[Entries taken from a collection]
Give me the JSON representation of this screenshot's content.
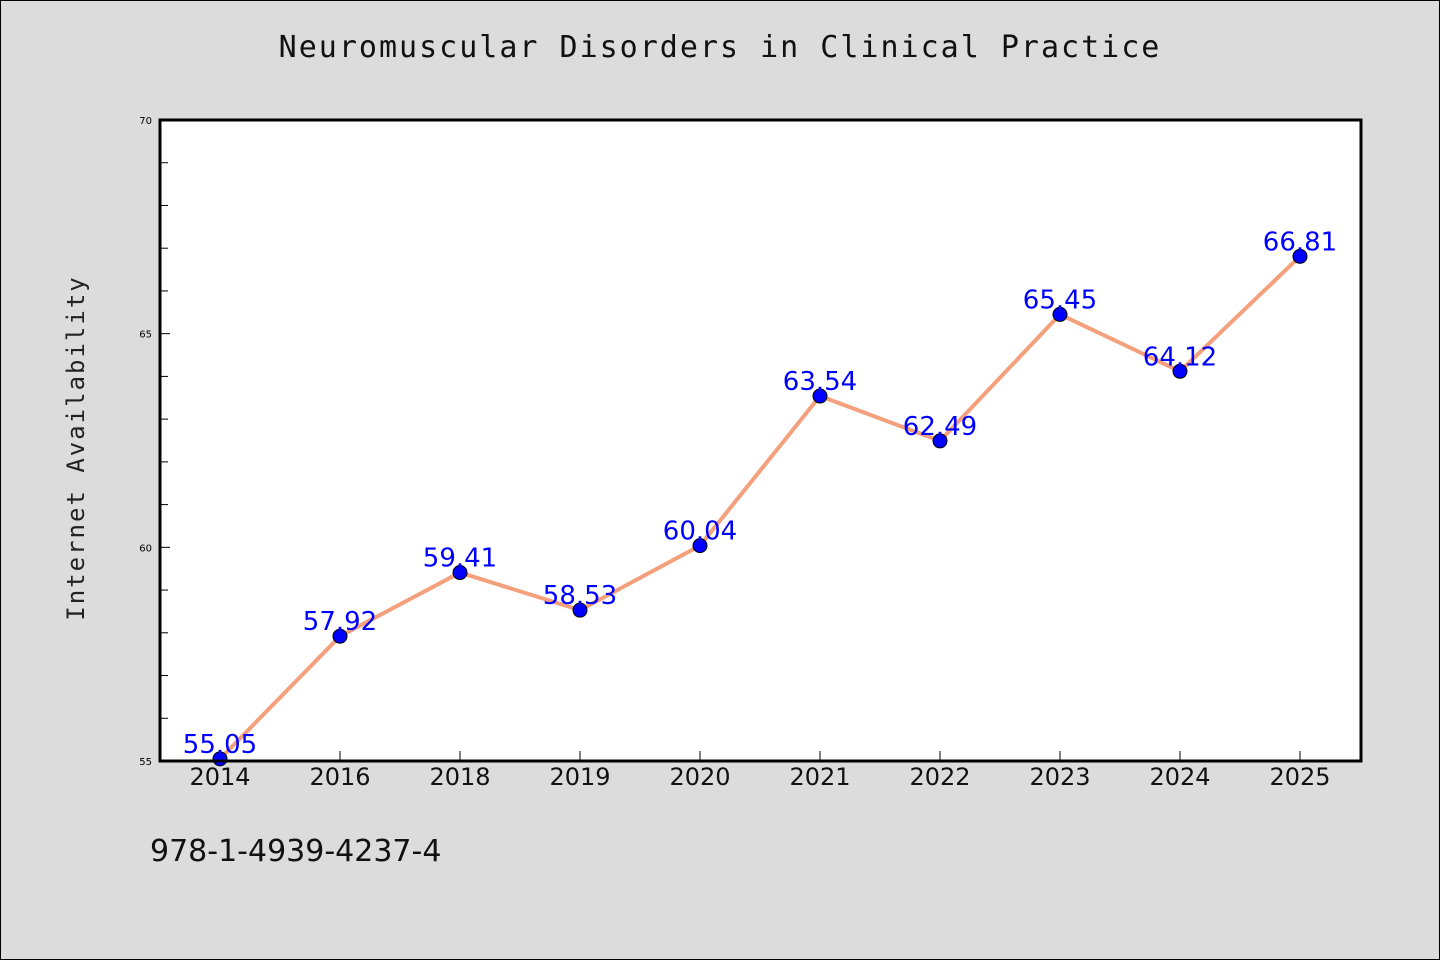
{
  "chart_data": {
    "type": "line",
    "title": "Neuromuscular Disorders in Clinical Practice",
    "xlabel": "",
    "ylabel": "Internet Availability",
    "categories": [
      "2014",
      "2016",
      "2018",
      "2019",
      "2020",
      "2021",
      "2022",
      "2023",
      "2024",
      "2025"
    ],
    "series": [
      {
        "values": [
          55.05,
          57.92,
          59.41,
          58.53,
          60.04,
          63.54,
          62.49,
          65.45,
          64.12,
          66.81
        ],
        "labels": [
          "55.05",
          "57.92",
          "59.41",
          "58.53",
          "60.04",
          "63.54",
          "62.49",
          "65.45",
          "64.12",
          "66.81"
        ]
      }
    ],
    "ylim": [
      55,
      70
    ],
    "yticks": [
      "55",
      "60",
      "65",
      "70"
    ],
    "grid": false,
    "colors": {
      "line": "#f4a07c",
      "marker": "#0000ff",
      "label": "#0000ff",
      "background": "#dcdcdc",
      "plot": "#ffffff"
    }
  },
  "footer": {
    "isbn": "978-1-4939-4237-4"
  }
}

[WRITTEN INSTRUCTION] Without the pictures, restate all the entries above exactly.

[OUTPUT BELOW]
Give me the JSON representation of this screenshot's content.
{
  "chart_data": {
    "type": "line",
    "title": "Neuromuscular Disorders in Clinical Practice",
    "xlabel": "",
    "ylabel": "Internet Availability",
    "categories": [
      "2014",
      "2016",
      "2018",
      "2019",
      "2020",
      "2021",
      "2022",
      "2023",
      "2024",
      "2025"
    ],
    "series": [
      {
        "values": [
          55.05,
          57.92,
          59.41,
          58.53,
          60.04,
          63.54,
          62.49,
          65.45,
          64.12,
          66.81
        ],
        "labels": [
          "55.05",
          "57.92",
          "59.41",
          "58.53",
          "60.04",
          "63.54",
          "62.49",
          "65.45",
          "64.12",
          "66.81"
        ]
      }
    ],
    "ylim": [
      55,
      70
    ],
    "yticks": [
      "55",
      "60",
      "65",
      "70"
    ],
    "grid": false,
    "colors": {
      "line": "#f4a07c",
      "marker": "#0000ff",
      "label": "#0000ff",
      "background": "#dcdcdc",
      "plot": "#ffffff"
    }
  },
  "footer": {
    "isbn": "978-1-4939-4237-4"
  }
}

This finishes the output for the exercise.